— start Provided records —
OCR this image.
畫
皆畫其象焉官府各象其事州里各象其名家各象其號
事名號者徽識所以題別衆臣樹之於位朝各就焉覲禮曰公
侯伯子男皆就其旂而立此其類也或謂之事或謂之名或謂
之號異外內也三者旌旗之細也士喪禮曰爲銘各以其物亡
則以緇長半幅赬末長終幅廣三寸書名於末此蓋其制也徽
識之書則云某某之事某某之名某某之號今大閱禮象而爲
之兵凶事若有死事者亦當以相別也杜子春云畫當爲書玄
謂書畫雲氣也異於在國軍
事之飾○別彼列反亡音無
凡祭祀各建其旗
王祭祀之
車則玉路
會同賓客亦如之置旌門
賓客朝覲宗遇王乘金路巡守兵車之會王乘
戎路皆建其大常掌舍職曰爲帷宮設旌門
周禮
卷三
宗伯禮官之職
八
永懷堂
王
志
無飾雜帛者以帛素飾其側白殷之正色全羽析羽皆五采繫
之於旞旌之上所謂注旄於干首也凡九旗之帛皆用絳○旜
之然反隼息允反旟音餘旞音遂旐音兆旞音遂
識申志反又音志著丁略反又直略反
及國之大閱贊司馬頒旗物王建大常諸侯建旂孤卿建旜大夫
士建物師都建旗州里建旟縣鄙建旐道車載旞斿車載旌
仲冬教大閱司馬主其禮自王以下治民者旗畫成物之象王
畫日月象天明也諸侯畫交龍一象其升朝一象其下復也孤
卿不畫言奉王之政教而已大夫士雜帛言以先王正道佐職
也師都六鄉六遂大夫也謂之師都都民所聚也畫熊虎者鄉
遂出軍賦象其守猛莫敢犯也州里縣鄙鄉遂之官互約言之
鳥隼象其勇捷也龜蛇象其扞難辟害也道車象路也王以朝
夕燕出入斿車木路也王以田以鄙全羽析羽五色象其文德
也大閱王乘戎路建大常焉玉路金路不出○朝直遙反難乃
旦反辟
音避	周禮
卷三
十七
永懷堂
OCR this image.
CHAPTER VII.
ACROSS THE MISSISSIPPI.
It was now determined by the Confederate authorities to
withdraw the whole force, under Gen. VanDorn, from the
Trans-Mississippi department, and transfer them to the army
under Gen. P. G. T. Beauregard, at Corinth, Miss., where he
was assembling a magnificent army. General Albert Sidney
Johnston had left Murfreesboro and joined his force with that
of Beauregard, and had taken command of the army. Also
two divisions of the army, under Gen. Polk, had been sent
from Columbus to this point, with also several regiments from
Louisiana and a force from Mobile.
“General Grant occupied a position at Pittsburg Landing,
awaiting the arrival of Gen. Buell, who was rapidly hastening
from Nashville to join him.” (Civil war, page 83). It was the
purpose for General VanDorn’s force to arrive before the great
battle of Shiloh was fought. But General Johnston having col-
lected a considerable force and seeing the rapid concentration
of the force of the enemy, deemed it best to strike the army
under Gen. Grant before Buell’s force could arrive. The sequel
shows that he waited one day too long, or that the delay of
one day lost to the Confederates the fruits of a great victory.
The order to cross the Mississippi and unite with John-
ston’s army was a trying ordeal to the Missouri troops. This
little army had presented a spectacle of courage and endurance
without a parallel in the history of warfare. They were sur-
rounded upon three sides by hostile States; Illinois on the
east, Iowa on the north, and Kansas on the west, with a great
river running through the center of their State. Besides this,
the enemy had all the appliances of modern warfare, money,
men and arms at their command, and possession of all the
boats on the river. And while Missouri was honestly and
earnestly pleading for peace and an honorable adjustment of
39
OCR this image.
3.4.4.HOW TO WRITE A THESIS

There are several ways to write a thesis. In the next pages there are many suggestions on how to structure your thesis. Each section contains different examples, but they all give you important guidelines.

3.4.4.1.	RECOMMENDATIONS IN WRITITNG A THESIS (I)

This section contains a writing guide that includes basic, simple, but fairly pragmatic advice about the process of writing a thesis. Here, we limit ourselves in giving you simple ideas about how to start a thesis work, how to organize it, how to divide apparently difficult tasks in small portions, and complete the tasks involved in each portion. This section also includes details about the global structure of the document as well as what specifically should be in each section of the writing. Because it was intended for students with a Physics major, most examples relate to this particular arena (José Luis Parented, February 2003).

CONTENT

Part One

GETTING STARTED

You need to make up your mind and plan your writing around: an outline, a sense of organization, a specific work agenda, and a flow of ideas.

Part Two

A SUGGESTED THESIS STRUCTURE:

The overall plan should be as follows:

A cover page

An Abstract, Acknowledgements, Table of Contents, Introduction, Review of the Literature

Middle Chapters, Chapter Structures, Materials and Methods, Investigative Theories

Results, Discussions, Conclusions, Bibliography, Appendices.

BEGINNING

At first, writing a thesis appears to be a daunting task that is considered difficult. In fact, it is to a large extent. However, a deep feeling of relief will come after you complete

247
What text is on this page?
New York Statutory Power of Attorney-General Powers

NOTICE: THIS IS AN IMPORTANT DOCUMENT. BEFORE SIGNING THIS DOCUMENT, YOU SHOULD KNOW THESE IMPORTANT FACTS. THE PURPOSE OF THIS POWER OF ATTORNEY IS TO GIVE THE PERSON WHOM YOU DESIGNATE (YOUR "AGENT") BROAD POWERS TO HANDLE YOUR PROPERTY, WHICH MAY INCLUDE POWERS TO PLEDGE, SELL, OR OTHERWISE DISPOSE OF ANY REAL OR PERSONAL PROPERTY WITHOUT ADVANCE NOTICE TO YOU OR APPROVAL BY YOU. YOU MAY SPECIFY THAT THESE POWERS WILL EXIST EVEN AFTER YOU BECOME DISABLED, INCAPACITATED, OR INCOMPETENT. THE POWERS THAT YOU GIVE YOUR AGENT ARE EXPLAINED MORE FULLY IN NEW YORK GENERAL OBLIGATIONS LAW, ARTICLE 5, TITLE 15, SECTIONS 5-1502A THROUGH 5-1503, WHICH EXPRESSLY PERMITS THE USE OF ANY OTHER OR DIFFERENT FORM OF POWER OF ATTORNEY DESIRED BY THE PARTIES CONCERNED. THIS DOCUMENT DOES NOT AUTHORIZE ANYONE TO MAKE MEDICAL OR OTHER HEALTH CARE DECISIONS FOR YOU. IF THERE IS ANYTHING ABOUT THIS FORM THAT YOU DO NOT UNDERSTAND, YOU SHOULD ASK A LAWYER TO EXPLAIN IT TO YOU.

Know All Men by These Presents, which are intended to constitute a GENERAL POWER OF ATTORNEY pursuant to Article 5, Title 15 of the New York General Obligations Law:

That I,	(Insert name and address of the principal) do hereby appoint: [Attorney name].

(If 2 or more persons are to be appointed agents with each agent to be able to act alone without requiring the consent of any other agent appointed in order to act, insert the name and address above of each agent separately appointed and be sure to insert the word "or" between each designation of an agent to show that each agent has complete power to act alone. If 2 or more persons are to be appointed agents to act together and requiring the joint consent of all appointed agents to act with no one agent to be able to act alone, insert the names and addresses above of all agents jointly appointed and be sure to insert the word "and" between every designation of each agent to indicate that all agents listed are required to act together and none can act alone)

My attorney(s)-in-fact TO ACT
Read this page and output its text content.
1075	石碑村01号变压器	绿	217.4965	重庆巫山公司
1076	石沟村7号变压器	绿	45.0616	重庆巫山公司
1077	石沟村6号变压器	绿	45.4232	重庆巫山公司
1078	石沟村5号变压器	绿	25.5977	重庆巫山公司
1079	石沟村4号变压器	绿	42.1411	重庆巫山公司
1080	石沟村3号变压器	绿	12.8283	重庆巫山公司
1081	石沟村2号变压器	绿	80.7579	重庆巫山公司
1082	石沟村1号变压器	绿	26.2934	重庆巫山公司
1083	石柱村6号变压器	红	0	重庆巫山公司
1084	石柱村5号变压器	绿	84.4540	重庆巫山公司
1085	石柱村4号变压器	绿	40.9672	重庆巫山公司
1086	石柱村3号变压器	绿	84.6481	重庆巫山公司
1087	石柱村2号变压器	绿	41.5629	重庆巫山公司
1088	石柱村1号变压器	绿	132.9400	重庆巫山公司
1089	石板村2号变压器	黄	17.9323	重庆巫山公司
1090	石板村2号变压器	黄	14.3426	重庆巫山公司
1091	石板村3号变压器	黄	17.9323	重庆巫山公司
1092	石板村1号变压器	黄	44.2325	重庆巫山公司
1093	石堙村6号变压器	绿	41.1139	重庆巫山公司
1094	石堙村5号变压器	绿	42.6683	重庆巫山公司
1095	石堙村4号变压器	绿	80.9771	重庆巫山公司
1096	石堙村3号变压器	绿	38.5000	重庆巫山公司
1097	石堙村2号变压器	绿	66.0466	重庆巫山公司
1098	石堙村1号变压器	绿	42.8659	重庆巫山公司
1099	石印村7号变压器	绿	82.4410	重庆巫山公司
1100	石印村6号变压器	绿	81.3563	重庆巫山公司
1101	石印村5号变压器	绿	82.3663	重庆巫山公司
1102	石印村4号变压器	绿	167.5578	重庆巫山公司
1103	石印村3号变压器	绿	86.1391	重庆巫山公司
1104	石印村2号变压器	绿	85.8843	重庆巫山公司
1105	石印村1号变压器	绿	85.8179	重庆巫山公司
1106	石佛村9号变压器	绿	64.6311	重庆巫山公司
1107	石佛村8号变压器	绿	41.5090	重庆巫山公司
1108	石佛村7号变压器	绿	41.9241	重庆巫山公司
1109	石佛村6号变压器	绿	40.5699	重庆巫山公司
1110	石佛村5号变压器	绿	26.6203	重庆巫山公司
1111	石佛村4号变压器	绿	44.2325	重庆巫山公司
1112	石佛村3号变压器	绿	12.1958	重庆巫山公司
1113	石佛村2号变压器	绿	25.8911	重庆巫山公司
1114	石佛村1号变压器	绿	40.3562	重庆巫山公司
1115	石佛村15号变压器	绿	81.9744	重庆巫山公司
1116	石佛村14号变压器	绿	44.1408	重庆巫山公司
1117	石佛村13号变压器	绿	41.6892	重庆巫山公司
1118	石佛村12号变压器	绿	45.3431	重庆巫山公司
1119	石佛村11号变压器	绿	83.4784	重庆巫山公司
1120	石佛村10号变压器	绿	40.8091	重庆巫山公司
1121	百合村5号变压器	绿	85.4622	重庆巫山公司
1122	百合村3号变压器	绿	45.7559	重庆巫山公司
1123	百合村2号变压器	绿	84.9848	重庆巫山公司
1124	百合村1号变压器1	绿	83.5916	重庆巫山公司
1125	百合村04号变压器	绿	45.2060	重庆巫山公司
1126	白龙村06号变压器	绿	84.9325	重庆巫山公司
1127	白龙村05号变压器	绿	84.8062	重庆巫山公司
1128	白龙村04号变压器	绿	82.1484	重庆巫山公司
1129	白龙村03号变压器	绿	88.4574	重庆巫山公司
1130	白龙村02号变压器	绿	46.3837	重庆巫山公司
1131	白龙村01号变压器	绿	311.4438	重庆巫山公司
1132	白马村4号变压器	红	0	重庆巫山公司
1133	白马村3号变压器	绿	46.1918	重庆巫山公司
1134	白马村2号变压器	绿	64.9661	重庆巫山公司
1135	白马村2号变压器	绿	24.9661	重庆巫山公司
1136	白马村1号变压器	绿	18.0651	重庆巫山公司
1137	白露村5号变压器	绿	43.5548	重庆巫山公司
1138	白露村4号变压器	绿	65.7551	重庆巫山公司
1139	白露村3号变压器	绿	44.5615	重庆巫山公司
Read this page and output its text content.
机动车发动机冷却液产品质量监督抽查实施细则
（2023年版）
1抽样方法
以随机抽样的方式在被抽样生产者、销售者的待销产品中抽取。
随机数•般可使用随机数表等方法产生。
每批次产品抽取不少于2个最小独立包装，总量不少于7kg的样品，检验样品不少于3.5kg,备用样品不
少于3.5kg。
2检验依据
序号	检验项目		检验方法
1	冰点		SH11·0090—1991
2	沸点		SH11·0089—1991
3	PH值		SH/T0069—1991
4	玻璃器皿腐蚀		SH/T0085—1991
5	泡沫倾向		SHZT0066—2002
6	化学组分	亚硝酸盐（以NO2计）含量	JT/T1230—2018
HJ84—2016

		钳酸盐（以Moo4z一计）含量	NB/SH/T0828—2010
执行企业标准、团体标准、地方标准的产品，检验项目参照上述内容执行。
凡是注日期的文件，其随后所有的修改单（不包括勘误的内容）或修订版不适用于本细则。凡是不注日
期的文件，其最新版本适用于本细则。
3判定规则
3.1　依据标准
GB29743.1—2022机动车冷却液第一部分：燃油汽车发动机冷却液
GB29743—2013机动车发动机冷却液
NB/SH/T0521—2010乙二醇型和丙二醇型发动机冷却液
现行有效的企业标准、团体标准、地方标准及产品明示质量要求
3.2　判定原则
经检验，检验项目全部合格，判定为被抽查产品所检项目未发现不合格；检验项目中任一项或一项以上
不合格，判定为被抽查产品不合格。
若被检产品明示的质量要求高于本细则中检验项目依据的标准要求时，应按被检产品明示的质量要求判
— end Provided records —
Exercise goal: Find every line holding the word "river"; give their count and nothing else.

Complete response: 2